Belge -
-------------------------
Ayasofya’nın tekrar ibadete açılması, Yunanistan’da şok etkisi yarattı ve tepkiyle karşılandı.
Farklı ülkelerin de ilgisiz kalmadığı bu karar, Türkiye’deki muhafazakâr çevrelerde ne denli büyük bir sevinç yarattıysa, Yunanistan’da bazı çevrelerde bir o kadar derin bir travmaya neden oldu.
Yunanistan’ın Ayasofya konusunda bu denli duyarlı olmasının nedeni, 1500 yıl ayakta kalan bu mabedin, 1453’te İstanbul’un fethine kadar, resmi dili Helence (Yunanca) olan Hıristiyan Ortodoks dünyasının en büyük kilisesi olmasından kaynaklanıyor.
Ayasofya, hiçbir zaman, 1828’de kurulan Yunanistan devletinin ya da bin yıl önce Bizans’ın “telkinleri ve nüfuzu” ile Ortodoksluğu kabul eden Rusya’nın mülkü olmadı. Ancak dini ve mezhebi açıdan manevi bağları var.
-------------------------
Ayasofya hakkındaki metnin "Yunanistan’ın Ayasofya konusunda" ifadesiyle başlayıp "kilisesi olmasından kaynaklanıyor." ifadesiyle biten bölümünü, her iki ifade de dahil olmak üzere birebir aktarın.

Verilen Veriler -
-------------------------
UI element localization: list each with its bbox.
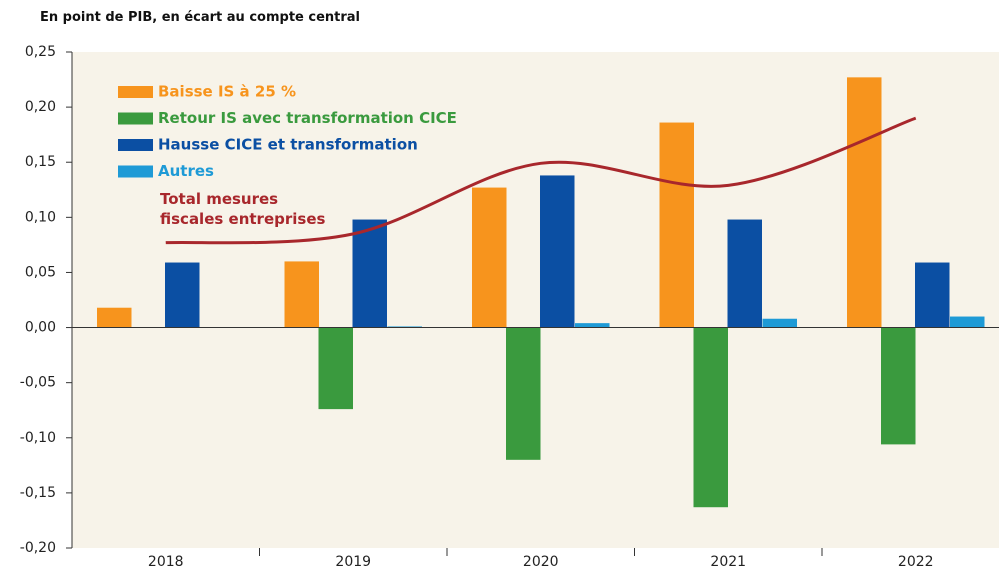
-------------------------
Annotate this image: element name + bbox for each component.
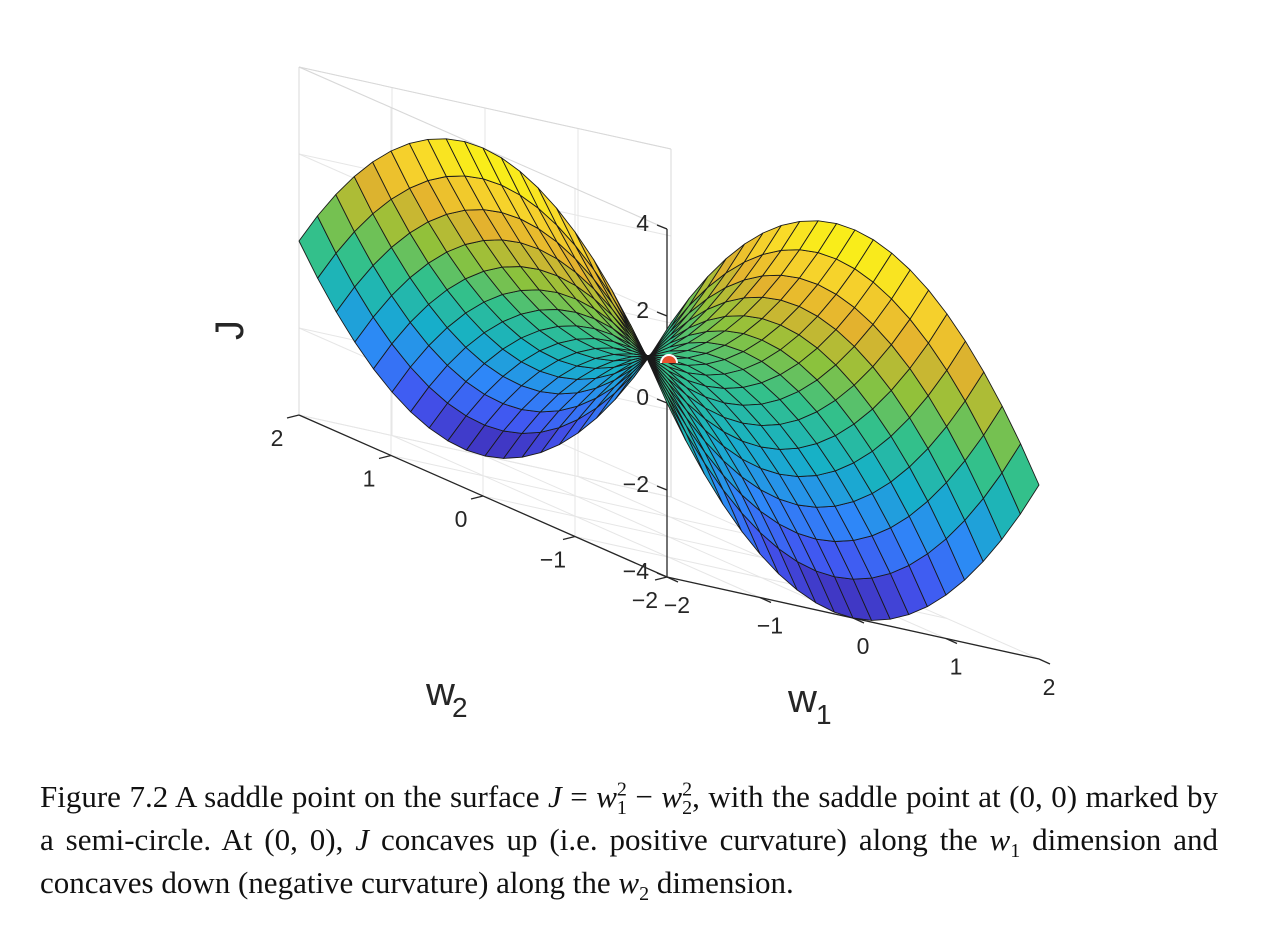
-------------------------
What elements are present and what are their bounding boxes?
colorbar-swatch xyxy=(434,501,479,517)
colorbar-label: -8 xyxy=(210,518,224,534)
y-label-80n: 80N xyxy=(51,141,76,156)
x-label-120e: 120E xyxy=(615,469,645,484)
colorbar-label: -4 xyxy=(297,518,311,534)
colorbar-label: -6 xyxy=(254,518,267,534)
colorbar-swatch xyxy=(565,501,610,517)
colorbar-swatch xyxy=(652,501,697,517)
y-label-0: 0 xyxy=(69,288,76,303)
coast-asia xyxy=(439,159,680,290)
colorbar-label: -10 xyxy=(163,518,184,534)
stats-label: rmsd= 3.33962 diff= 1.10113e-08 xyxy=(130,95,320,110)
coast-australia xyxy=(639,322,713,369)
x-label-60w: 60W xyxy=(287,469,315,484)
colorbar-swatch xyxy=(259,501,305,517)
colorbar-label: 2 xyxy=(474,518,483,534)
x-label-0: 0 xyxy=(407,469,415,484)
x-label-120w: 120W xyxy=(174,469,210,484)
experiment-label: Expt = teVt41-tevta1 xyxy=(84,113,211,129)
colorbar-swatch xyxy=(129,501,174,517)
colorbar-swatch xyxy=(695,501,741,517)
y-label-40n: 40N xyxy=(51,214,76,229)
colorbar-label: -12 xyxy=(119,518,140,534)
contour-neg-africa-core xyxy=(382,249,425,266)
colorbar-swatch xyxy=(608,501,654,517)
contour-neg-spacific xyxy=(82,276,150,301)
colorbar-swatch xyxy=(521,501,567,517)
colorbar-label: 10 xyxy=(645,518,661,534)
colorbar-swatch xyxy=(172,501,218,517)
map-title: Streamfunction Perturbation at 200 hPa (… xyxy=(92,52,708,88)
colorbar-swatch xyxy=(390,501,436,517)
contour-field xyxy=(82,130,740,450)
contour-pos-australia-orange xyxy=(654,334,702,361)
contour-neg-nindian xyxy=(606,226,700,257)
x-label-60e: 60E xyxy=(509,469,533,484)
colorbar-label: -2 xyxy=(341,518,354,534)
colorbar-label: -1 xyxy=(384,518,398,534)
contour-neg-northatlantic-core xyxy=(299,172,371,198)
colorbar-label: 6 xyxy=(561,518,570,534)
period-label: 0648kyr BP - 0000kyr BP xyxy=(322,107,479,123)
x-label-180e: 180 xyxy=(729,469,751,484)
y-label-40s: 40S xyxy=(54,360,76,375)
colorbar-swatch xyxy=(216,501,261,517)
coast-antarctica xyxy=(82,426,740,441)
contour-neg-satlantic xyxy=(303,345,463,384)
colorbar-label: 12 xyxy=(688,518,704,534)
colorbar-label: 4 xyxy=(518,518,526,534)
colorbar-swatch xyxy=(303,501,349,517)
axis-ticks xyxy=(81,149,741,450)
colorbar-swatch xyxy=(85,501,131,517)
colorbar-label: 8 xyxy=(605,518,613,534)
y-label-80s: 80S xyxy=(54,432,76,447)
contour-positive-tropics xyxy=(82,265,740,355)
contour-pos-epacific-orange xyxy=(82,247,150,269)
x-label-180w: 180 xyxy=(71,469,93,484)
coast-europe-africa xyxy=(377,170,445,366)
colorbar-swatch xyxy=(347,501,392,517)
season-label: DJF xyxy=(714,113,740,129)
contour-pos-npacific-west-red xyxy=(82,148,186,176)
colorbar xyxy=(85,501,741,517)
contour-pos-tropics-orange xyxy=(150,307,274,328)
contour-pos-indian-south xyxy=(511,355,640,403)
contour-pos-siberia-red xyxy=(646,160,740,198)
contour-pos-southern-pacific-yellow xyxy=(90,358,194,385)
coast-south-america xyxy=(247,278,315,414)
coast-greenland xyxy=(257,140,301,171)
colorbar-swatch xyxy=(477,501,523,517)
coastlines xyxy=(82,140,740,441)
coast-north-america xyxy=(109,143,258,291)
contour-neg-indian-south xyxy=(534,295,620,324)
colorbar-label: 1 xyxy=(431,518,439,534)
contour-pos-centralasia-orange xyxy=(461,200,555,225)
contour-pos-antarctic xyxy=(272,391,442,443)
-------------------------
Tamamlanan Görev -
Yunanistan’ın Ayasofya konusunda bu denli duyarlı olmasının nedeni, 1500 yıl ayakta kalan bu mabedin, 1453’te İstanbul’un fethine kadar, resmi dili Helence (Yunanca) olan Hıristiyan Ortodoks dünyasının en büyük kilisesi olmasından kaynaklanıyor.